* CONSIGNE ÉCRITE 1
Recopiez, dans l'extrait sur les communautés émotionnelles, le passage allant de « Les liens entre » jusqu'à « (cf. p. 132). ».
* CONSIGNE ÉCRITE 2
Selon l'extrait sur les communautés émotionnelles, quel moine irlandais apporta à la cour de Neustrie un apport ascétique dans la première moitié du VIIe siècle ?
* CONSIGNE ÉCRITE 3
Rédigez la suite de l'extrait sur les communautés émotionnelles, à partir de sa dernière phrase.

Les liens entre changements politiques – au sens large – et communautés émotionnelles sont particulièrement explorés dans les deux chapitres suivants. B. Rosenwein explique d’abord comment, dans la première moitié du VIIe s., la cour de Neustrie reçut, absorba et transforma l’apport ascétique du moine irlandais Colomban et les normes émotionnelles qu’il promouvait (ch. 5). Si amour et bonheur sont alors valorisés, ils n’en sont pas moins disciplinés par un style de relations typique des milieux monastiques masculins. L’auteure suggère aussi que la haine de Clotaire et des Neustriens pour tout ce qui était lié à Brunehilde et à la cour d’Austrasie a pu contribuer à façonner une communauté émotionnelle distincte, fort éloignée de l’exubérance des sentiments manifeste chez Grégoire de Tours et ses relations (cf. p. 132).

Dans le chapitre 6, une nouvelle communauté émotionnelle est définie à partir d’un ensemble de textes (hagiographie, chartes) produits dans la dernière partie du VIIe s. Or ces sources ne proviennent pas d’une même cité ou d’une même cour royale: peuvent-elles être considérées représentatives d’une communauté émotionnelle? B. Rosenwein répond en expliquant que, dans la Francia des années 670–700, marquée par les luttes pour le pouvoir de la part des aristocrates, les élites étaient moins liées à des régions particulières qu’auparavant et que, d’autre part, les sources en question sont toutes concernées par l’obsession du pouvoir, sa conquête et son contrôle (cf. p. 165–166). En tout cas, contrairement aux textes produits dans le passé par les milieux courtisans de Neustrie, ceux de la fin du VIIe s. se caractérisent par des mentions d’émotions aussi nombreuses qu’intenses: «La communauté émotionnelle des élites de la Francie de la fin du VIIe siècle voyait les émotions comme les éléments moteurs de la pensée, du comportement et de l’interaction humaine – et inhumaine» (p. 171).

* DONNÉES ENREGISTRÉES
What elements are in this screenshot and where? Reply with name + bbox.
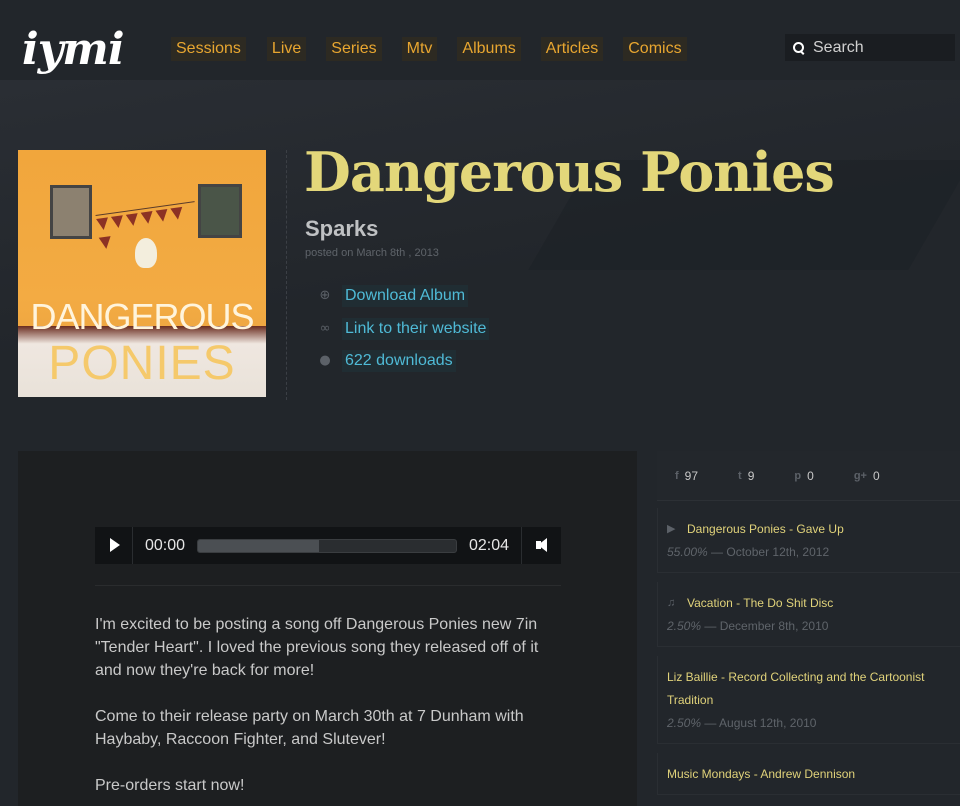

* RÉPONSE ÉCRITE 1
Les liens entre changements politiques – au sens large – et communautés émotionnelles sont particulièrement explorés dans les deux chapitres suivants. B. Rosenwein explique d’abord comment, dans la première moitié du VIIe s., la cour de Neustrie reçut, absorba et transforma l’apport ascétique du moine irlandais Colomban et les normes émotionnelles qu’il promouvait (ch. 5). Si amour et bonheur sont alors valorisés, ils n’en sont pas moins disciplinés par un style de relations typique des milieux monastiques masculins. L’auteure suggère aussi que la haine de Clotaire et des Neustriens pour tout ce qui était lié à Brunehilde et à la cour d’Austrasie a pu contribuer à façonner une communauté émotionnelle distincte, fort éloignée de l’exubérance des sentiments manifeste chez Grégoire de Tours et ses relations (cf. p. 132).

* RÉPONSE ÉCRITE 2
Le moine irlandais Colomban.

* RÉPONSE ÉCRITE 3
Nous terminerons en soulignant la manière remarquable dont B. Rosenwein exploite sa documentation, assez limitée pour l’époque choisie. Il est vrai que l’auteure, toujours prudente, doit souvent se borner à avancer des hypothèses. En faisant appel aux théories actuelles des émotions et en explicitant de manière approfondie ses choix méthodologiques, elle contribue à éclaircir ce que peut être une «histoire des émotions». Mise en oeuvre tout au long de l’ouvrage, la notion de «communauté émotionnelle» permet non seulement de saisir différentes «constellations d’émotions» et leurs changements, mais aussi leurs significations politiques. On peut néanmoins se demander si les émotions peuvent à elles-mêmes définir de véritables communautés – par ailleurs fort diverses –, ou si elles ne constituent pas plutôt un élément parmi d’autres. Si l’auteure souligne dans sa conclusion le rôle qu’a pu jouer la religion chrétienne sous ses différentes formes dans la formation de communautés émotionnelles, cela mériterait plus d’approfondissements. Il n’en demeure pas moins que l’étude de ces emotional communities du haut Moyen Age débouche sur une véritable histoire, nettement enracinée dans des contextes politiques et sociaux changeants.

Citation:
Martin Roch: Compte rendu de: Barbara H. Rosenwein: Emotional Communities in the Early Middle Ages. Ithaca / London, Cornell University Press, 2006. Première publication dans: Revue suisse d’histoire, Vol. 57 Nr. 3, 2007, pages 372-375.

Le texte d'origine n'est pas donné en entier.